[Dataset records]

▶

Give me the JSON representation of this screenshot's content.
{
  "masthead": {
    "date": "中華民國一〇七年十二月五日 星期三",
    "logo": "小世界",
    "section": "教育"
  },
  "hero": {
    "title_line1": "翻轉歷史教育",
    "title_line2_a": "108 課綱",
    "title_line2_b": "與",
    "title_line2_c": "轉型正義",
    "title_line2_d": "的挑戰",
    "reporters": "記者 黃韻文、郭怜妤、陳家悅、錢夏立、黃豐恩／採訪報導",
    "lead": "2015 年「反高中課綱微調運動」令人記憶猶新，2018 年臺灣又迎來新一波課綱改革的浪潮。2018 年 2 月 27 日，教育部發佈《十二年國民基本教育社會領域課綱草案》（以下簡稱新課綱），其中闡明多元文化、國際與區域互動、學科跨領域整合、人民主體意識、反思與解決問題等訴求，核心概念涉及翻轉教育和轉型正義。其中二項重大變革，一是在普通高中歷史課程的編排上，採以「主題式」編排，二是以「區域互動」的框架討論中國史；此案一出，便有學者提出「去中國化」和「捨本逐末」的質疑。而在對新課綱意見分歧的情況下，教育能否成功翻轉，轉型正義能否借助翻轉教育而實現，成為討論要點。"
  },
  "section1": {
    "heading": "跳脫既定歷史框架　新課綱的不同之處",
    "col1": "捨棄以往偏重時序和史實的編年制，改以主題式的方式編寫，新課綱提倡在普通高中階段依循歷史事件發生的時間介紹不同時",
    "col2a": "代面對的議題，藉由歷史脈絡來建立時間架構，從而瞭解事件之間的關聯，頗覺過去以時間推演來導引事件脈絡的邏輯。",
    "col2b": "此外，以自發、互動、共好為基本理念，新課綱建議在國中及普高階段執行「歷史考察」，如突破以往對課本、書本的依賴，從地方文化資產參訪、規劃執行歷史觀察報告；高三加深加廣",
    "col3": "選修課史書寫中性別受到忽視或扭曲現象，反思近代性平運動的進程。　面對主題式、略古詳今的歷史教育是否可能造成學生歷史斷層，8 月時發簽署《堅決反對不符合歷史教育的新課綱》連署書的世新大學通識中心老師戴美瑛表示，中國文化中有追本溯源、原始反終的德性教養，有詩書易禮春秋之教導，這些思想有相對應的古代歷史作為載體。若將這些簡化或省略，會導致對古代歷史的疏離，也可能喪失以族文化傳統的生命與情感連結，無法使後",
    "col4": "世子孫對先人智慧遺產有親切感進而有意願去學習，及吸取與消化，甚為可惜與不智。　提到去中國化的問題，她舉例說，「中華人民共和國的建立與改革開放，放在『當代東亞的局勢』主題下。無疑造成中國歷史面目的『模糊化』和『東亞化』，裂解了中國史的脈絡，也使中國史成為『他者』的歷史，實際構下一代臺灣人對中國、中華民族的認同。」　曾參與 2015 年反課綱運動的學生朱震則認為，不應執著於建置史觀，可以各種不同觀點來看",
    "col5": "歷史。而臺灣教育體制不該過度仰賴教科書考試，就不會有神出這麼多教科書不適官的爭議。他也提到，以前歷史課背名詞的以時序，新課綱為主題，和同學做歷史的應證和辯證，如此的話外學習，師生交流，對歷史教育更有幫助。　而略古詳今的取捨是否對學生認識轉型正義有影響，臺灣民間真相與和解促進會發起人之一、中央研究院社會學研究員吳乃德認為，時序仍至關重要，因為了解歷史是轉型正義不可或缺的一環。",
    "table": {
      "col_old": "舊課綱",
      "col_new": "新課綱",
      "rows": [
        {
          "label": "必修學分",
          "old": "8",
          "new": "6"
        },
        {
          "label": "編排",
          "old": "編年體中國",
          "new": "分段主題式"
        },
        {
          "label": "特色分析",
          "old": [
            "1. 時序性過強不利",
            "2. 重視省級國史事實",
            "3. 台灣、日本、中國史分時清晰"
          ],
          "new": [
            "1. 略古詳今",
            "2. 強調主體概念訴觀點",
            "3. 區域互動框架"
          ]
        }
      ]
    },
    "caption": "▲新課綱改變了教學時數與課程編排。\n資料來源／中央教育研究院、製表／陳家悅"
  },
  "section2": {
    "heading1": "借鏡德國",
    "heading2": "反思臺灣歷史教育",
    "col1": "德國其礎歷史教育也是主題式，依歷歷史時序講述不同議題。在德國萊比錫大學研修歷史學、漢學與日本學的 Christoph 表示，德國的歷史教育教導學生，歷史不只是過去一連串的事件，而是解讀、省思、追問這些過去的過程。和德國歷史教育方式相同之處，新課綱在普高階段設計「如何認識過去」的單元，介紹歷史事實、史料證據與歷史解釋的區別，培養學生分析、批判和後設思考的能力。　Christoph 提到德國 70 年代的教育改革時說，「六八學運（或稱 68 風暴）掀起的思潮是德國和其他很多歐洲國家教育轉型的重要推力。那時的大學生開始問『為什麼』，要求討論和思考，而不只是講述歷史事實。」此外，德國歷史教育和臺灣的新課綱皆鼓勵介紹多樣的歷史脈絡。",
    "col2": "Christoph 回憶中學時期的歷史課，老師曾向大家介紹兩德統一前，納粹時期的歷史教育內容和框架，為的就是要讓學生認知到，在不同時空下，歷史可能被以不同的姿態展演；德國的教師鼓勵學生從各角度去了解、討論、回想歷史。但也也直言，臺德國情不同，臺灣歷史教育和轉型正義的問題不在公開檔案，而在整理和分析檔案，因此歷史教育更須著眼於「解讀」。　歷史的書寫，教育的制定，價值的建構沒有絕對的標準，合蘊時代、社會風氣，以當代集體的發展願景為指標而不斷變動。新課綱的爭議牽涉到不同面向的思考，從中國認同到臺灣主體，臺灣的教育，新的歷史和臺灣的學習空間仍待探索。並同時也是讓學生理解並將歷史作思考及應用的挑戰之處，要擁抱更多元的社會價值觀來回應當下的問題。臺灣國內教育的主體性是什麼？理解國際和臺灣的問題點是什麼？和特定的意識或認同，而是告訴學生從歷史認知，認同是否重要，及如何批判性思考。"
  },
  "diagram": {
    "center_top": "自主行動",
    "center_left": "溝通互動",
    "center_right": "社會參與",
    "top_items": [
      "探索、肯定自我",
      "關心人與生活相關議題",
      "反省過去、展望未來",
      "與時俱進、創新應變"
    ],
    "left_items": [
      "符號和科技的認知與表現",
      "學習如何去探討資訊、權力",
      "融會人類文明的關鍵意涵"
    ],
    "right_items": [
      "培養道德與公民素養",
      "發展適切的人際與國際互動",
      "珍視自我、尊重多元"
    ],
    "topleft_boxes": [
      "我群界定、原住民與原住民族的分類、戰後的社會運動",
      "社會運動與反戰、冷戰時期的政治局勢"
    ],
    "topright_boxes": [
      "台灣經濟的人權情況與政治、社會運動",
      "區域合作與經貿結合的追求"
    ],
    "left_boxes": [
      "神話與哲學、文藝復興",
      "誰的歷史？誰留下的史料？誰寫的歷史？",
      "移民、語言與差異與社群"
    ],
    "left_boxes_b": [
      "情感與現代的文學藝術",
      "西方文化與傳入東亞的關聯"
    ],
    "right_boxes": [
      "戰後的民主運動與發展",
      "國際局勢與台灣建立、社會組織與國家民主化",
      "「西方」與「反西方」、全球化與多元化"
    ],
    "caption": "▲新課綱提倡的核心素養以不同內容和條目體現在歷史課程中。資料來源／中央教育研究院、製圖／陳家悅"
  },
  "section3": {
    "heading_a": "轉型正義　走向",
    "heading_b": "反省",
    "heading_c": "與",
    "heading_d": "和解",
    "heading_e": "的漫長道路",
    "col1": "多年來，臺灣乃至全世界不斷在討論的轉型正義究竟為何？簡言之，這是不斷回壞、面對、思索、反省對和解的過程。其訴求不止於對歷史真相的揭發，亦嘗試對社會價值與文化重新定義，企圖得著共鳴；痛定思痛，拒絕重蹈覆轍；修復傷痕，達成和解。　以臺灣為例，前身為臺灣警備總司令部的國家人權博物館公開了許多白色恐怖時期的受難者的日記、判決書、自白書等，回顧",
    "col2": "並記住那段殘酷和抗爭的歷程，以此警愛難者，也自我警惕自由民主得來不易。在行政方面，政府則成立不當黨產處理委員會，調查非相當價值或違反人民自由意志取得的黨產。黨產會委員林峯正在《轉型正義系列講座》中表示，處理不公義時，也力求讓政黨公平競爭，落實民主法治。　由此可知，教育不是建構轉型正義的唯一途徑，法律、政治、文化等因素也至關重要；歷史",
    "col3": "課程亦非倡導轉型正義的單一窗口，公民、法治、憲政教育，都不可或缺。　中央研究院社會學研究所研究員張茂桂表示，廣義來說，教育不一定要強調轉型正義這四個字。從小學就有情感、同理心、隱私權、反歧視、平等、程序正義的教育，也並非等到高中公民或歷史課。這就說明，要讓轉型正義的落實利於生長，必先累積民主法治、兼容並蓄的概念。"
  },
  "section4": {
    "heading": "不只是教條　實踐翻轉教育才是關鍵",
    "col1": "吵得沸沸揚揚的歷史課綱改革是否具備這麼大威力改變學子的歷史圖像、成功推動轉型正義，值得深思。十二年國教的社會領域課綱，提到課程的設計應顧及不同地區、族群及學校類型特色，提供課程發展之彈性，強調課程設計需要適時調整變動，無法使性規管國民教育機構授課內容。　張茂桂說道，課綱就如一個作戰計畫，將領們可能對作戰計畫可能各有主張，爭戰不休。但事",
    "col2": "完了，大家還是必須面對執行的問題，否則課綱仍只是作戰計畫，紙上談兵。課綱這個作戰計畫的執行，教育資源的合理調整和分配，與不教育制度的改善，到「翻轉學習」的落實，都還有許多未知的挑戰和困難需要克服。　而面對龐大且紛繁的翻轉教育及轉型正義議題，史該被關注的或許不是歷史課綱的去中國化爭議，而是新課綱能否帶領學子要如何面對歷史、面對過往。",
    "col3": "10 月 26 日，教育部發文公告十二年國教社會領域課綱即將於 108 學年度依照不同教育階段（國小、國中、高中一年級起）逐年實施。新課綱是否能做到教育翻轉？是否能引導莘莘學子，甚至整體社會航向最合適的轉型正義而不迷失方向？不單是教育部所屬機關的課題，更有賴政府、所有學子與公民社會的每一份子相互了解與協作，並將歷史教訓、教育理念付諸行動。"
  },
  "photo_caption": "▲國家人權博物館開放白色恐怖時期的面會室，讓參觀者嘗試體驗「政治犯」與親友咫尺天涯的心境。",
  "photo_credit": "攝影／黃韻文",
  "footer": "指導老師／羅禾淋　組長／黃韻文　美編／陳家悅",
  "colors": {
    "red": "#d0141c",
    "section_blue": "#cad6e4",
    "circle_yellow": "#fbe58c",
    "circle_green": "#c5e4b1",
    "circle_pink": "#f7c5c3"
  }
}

◀

• SHORT PROBLEM: Scan the lines for the string "Christoph". Copy out each line that matches.

• ANSWER BELOW:
    "col1": "德國其礎歷史教育也是主題式，依歷歷史時序講述不同議題。在德國萊比錫大學研修歷史學、漢學與日本學的 Christoph 表示，德國的歷史教育教導學生，歷史不只是過去一連串的事件，而是解讀、省思、追問這些過去的過程。和德國歷史教育方式相同之處，新課綱在普高階段設計「如何認識過去」的單元，介紹歷史事實、史料證據與歷史解釋的區別，培養學生分析、批判和後設思考的能力。　Christoph 提到德國 70 年代的教育改革時說，「六八學運（或稱 68 風暴）掀起的思潮是德國和其他很多歐洲國家教育轉型的重要推力。那時的大學生開始問『為什麼』，要求討論和思考，而不只是講述歷史事實。」此外，德國歷史教育和臺灣的新課綱皆鼓勵介紹多樣的歷史脈絡。",
    "col2": "Christoph 回憶中學時期的歷史課，老師曾向大家介紹兩德統一前，納粹時期的歷史教育內容和框架，為的就是要讓學生認知到，在不同時空下，歷史可能被以不同的姿態展演；德國的教師鼓勵學生從各角度去了解、討論、回想歷史。但也也直言，臺德國情不同，臺灣歷史教育和轉型正義的問題不在公開檔案，而在整理和分析檔案，因此歷史教育更須著眼於「解讀」。　歷史的書寫，教育的制定，價值的建構沒有絕對的標準，合蘊時代、社會風氣，以當代集體的發展願景為指標而不斷變動。新課綱的爭議牽涉到不同面向的思考，從中國認同到臺灣主體，臺灣的教育，新的歷史和臺灣的學習空間仍待探索。並同時也是讓學生理解並將歷史作思考及應用的挑戰之處，要擁抱更多元的社會價值觀來回應當下的問題。臺灣國內教育的主體性是什麼？理解國際和臺灣的問題點是什麼？和特定的意識或認同，而是告訴學生從歷史認知，認同是否重要，及如何批判性思考。"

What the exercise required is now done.